Texte fourni:
JOL Press : Quel type de ségrégation subissent les homos turcs ?
 

Laurent Leylekian : Les gays sont par exemple dispensés de service militaire (obligatoire en Turquie), au même titre que les malades et les handicapés. L’armée fonde cette discrimination sur un document de l’Association psychiatrique américaine de 1968, qui classait à l’époque l’homosexualité parmi les troubles mentaux.

En outre, pour échapper au service militaire, les jeunes gens doivent «prouver» leur orientation sexuelle. Cela passe généralement par une épreuve humiliante : description détaillées des pratiques sexuelles, examens anaux – la plupart du temps contraints –, témoignages de membres de la famille qui, bien souvent, ont été maintenus dans l’ignorance de ce secret «honteux».

On leur délivre ensuite un «certificat rose», qui porte le libellé «trouble psychosexuel / homosexualité». Or, ce papier a des conséquences sur le long terme : un employeur peut par exemple exiger les raisons pour lesquelles le demandeur d’emploi n’a pas effectué son service militaire. Même chose pour un propriétaire qui veut louer un logement.

Enregistrements issus d'une source de données:
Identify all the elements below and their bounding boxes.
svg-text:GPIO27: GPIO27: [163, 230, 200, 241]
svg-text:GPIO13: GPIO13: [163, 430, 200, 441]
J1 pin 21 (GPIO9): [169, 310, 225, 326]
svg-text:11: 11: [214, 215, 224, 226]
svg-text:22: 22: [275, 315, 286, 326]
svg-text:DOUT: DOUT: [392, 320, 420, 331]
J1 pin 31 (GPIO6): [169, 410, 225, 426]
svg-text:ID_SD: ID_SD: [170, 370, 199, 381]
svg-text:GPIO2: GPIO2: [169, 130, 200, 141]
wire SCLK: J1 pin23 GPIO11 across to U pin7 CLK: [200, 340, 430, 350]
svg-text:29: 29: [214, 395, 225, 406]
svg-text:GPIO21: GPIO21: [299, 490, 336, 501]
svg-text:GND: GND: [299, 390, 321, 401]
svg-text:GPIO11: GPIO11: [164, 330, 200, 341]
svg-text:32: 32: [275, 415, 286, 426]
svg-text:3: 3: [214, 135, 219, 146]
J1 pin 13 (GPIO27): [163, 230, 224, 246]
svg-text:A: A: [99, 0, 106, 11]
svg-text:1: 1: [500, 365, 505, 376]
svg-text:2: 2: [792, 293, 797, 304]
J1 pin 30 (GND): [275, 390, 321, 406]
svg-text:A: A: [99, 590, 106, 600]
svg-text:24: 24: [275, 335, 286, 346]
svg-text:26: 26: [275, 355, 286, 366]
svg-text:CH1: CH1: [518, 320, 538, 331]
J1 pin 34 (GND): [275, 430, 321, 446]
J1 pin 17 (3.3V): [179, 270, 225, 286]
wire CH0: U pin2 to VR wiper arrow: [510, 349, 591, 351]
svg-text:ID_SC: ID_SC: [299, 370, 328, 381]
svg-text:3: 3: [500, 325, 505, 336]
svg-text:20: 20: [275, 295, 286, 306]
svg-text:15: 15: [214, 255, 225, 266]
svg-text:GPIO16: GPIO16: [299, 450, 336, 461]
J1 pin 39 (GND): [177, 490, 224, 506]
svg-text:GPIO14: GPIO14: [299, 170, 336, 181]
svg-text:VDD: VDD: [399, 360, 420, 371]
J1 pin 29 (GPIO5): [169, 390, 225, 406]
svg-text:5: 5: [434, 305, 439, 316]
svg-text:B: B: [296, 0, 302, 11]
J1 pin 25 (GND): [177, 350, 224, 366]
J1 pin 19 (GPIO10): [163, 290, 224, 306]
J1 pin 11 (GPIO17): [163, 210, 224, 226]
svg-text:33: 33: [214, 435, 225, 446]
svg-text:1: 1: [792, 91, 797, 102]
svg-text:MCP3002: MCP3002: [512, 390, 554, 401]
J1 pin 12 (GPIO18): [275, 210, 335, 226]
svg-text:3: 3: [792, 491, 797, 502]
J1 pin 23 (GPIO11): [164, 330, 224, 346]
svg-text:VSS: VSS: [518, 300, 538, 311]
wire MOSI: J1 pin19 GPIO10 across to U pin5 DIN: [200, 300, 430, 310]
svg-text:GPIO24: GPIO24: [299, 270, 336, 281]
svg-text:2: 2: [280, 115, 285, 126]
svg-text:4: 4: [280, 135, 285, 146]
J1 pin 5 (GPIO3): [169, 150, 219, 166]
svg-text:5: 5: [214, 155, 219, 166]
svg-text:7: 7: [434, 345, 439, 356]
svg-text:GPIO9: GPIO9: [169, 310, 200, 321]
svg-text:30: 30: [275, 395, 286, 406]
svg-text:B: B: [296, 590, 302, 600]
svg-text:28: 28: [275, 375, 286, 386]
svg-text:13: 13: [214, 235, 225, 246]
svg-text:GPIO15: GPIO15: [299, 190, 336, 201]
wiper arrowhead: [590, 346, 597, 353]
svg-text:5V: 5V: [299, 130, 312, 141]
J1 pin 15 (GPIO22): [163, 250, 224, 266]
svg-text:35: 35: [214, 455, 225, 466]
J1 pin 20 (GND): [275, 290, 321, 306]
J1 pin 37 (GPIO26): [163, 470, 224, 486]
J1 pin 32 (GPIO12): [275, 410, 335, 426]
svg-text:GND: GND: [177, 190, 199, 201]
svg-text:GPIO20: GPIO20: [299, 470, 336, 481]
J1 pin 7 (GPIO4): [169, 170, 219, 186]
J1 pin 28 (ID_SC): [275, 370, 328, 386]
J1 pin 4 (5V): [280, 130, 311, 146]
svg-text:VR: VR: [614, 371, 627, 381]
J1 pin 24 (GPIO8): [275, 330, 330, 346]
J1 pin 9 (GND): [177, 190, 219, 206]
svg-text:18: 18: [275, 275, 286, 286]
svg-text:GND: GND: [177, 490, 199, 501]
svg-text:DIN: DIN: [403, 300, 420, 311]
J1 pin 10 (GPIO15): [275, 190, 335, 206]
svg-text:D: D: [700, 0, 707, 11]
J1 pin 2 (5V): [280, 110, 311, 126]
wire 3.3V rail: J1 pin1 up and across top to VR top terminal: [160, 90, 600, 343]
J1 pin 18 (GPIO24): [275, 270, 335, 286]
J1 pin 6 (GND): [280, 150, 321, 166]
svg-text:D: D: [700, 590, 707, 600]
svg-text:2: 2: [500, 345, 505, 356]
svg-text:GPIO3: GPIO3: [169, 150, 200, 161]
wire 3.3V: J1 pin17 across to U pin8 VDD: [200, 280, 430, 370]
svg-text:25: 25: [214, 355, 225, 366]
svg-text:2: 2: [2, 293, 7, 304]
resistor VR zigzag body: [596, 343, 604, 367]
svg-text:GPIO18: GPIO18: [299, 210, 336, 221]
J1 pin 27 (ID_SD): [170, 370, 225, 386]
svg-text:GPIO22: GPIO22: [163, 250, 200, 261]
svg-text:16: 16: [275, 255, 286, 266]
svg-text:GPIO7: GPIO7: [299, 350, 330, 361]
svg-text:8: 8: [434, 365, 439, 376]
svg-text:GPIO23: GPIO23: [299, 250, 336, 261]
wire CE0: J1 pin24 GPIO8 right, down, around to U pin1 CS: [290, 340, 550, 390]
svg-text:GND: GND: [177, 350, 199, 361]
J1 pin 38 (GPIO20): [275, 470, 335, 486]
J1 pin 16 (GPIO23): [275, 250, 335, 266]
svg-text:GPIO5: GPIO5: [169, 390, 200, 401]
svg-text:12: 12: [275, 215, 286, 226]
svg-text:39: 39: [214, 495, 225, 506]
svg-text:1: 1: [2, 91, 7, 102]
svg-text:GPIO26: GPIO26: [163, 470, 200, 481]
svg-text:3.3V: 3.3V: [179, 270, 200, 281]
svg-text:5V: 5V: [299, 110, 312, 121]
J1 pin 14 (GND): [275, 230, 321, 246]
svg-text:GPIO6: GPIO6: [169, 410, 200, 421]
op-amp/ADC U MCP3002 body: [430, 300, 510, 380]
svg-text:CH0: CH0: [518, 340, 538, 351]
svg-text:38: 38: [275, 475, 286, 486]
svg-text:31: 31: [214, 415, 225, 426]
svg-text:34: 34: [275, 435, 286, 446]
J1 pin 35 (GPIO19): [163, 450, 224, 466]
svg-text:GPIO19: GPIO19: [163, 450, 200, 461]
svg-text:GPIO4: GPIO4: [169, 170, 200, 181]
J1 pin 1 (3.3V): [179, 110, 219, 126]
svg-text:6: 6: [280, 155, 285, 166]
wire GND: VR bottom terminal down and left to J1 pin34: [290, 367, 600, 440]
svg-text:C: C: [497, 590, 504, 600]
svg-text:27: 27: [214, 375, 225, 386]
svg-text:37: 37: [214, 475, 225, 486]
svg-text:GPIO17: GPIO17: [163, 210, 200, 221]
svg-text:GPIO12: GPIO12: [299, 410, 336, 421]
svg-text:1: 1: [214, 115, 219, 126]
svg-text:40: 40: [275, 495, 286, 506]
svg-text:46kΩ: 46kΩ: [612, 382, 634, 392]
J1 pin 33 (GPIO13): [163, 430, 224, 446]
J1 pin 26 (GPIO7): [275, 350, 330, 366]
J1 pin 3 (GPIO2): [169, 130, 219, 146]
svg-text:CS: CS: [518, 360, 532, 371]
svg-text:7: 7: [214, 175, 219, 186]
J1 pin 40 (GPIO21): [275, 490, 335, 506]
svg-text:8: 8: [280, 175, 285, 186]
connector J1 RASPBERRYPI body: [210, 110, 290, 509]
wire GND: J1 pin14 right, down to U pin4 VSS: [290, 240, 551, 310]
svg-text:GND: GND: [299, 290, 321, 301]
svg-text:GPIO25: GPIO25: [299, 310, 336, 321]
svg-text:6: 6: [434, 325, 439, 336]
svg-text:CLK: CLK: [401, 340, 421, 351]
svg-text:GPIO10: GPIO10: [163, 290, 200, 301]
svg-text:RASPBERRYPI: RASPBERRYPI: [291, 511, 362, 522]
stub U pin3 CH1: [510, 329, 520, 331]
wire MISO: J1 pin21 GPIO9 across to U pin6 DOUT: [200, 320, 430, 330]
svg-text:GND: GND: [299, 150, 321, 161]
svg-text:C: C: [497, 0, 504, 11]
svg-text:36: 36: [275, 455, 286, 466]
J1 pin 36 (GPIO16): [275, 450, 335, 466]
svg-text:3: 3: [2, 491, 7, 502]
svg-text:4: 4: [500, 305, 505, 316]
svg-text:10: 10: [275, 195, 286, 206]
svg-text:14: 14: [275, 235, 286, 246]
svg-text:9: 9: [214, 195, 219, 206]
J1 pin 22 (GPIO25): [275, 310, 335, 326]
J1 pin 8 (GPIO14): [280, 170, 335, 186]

...

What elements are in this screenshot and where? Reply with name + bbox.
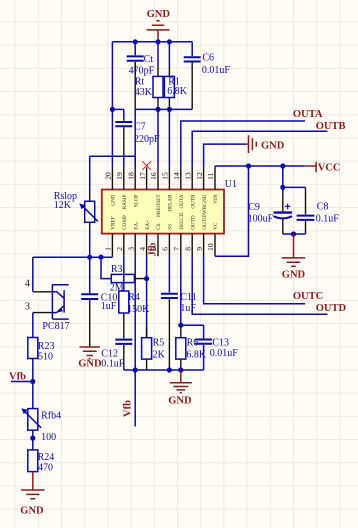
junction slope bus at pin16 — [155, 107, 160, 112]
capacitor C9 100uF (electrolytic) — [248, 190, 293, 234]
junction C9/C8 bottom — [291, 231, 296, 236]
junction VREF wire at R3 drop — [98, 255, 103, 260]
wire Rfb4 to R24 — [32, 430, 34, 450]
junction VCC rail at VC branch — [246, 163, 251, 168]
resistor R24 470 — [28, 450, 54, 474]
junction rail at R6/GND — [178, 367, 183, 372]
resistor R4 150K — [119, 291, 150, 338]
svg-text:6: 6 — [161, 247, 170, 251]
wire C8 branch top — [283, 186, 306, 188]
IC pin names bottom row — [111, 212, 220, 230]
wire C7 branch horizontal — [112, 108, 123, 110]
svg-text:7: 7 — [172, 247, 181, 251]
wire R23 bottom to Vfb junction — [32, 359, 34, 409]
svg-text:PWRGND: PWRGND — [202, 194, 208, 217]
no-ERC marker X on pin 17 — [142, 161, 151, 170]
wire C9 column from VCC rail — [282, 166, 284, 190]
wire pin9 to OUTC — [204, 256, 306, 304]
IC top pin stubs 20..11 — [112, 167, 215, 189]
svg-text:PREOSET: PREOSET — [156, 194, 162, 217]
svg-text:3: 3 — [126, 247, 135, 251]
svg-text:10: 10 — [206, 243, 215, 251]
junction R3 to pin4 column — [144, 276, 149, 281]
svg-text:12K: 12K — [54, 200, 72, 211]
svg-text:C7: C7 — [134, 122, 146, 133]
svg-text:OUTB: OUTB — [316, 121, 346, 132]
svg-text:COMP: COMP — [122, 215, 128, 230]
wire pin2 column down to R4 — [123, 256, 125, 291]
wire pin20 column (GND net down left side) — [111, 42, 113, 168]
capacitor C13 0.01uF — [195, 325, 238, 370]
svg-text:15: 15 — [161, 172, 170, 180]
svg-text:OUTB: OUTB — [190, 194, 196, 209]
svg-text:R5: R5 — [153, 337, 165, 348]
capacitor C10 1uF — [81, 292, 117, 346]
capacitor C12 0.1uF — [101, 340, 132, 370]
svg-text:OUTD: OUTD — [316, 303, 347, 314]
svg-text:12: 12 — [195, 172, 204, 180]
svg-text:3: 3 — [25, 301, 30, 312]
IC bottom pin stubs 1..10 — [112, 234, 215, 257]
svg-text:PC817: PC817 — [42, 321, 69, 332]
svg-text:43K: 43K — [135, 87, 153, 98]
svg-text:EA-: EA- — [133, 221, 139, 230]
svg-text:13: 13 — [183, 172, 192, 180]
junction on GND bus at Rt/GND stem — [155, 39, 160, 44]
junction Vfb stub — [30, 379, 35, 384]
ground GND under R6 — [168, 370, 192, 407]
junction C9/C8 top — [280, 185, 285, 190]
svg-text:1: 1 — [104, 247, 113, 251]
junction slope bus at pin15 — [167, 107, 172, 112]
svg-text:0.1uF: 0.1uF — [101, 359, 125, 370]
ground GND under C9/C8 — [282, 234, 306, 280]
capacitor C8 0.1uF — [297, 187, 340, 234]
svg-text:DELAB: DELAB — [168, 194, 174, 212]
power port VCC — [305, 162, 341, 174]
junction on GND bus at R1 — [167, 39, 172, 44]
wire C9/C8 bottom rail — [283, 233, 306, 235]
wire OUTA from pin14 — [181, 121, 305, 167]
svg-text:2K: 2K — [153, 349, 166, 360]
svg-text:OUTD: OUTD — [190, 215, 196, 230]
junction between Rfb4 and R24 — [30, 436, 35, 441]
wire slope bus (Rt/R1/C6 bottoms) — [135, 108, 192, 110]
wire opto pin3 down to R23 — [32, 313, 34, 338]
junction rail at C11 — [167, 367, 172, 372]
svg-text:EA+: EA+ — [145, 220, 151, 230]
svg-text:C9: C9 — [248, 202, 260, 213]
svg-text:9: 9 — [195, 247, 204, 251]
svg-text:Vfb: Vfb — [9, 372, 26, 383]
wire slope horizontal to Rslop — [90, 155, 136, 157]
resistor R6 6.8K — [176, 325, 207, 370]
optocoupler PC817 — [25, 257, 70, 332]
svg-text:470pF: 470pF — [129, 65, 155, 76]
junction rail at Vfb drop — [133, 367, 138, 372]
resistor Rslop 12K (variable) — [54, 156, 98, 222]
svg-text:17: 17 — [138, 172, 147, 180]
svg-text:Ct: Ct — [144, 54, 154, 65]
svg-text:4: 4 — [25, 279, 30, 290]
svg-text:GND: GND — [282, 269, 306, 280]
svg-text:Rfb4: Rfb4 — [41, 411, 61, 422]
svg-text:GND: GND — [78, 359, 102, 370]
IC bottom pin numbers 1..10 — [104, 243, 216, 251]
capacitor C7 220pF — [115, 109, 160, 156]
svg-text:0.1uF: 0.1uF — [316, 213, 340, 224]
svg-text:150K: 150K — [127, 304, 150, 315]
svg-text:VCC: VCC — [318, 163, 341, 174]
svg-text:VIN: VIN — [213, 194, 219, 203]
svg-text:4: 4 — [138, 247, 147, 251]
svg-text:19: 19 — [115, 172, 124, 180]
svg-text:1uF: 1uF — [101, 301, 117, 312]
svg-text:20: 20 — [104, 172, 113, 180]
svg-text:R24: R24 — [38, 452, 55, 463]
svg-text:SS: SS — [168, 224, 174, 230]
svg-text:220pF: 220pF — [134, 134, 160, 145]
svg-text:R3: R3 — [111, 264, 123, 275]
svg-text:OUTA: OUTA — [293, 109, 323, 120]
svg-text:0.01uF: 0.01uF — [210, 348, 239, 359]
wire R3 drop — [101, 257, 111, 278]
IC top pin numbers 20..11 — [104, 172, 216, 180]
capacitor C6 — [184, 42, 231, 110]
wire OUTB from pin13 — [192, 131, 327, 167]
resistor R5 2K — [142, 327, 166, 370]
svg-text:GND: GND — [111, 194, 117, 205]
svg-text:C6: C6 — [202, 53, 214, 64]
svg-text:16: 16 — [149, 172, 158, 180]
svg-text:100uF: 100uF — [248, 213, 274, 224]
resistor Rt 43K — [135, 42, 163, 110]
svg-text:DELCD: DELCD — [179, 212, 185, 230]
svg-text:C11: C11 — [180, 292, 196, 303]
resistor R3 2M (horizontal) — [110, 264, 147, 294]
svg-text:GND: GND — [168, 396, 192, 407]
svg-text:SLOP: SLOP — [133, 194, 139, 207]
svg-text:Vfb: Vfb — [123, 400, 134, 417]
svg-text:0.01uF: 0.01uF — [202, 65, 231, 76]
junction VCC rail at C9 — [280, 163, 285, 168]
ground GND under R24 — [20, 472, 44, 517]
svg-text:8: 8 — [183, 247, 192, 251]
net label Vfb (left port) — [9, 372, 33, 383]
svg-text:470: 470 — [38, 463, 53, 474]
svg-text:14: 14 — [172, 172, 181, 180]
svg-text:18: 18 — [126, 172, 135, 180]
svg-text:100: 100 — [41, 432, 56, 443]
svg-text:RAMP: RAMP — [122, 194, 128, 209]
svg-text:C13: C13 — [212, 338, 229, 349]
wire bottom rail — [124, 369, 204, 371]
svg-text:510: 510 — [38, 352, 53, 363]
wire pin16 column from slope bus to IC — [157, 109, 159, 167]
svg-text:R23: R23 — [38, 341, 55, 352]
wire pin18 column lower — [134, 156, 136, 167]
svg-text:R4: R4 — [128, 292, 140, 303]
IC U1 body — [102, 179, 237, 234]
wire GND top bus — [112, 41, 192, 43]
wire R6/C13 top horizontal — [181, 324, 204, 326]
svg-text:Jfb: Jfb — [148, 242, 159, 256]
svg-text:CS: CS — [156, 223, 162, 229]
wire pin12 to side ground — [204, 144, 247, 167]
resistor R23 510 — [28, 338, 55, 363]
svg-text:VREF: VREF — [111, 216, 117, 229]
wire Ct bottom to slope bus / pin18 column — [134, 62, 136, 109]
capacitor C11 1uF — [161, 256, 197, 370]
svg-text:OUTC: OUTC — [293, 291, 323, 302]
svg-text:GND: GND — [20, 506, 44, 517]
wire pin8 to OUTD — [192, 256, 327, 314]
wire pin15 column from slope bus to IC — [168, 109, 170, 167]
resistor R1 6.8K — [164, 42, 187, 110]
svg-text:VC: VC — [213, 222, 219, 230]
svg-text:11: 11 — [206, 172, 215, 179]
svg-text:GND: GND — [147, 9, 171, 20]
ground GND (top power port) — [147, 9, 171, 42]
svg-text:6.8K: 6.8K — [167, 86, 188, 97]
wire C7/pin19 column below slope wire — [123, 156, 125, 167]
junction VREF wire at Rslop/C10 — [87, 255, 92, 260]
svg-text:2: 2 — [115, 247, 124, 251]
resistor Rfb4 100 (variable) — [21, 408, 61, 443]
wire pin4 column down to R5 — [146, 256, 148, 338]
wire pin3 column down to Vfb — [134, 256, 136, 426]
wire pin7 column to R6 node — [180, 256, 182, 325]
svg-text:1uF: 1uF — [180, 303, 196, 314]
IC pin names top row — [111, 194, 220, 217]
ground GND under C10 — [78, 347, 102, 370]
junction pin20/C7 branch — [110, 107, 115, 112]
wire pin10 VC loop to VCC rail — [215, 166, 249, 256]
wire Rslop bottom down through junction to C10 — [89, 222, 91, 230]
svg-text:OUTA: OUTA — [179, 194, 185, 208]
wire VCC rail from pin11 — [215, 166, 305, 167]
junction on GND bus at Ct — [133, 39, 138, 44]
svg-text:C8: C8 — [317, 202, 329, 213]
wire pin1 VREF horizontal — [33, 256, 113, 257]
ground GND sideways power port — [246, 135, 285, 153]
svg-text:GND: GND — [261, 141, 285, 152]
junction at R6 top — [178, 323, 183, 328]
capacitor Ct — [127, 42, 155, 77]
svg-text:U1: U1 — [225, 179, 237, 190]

Consignes de l'exercice:
a. Reproduisez fidèlement l'entretien sur les homosexuels turcs, de «Laurent Leylekian : Les» à «les troubles mentaux.».
b. Dans l'entretien sur les homosexuels turcs, quel libellé figure sur le «certificat rose» ?
c. Reprenez l'entretien sur les homosexuels turcs et prolongez-le à la suite de sa dernière phrase.
Ce matériel provient d'une source distincte de l'entretien.

Réponses corrigées:
a.
Laurent Leylekian : Les gays sont par exemple dispensés de service militaire (obligatoire en Turquie), au même titre que les malades et les handicapés. L’armée fonde cette discrimination sur un document de l’Association psychiatrique américaine de 1968, qui classait à l’époque l’homosexualité parmi les troubles mentaux.

b. Le certificat porte le libellé «trouble psychosexuel / homosexualité».

c.
JOL Press : Les homosexuels turcs bénéficient-ils de protections spécifiques ?
 

Laurent Leylekian : En Turquie, l’homosexualité n’est pas pénalement réprimée. En revanche, le Code civil turc contient de vagues interdictions contre «l’exhibitionnisme en public» et les «outrages à la morale publique». Cela est évidemment sujet à interprétation et ne porte pas seulement atteinte aux droits des homosexuels. La Turquie ne reconnaît évidemment pas le mariage entre personnes de même sexe et l’homoparentalité. De plus, il n’existe aucune loi pour protéger les LGBT des discriminations à l’embauche, à l’éducation, au logement, aux soins etc.

JOL Press : Comment a évolué la situation ces dernières années ?
 

Laurent Leylekian : Je dirais qu’elle a empiré. Les rapports annuels de la Commission européenne, qui évaluent le pays et qui sont généralement très lénifiants, pointent pourtant régulièrement du doigt cette discrimination envers les homosexuels. Pour la première fois en 2013, ce rapport mentionne des meurtres d’homosexuels.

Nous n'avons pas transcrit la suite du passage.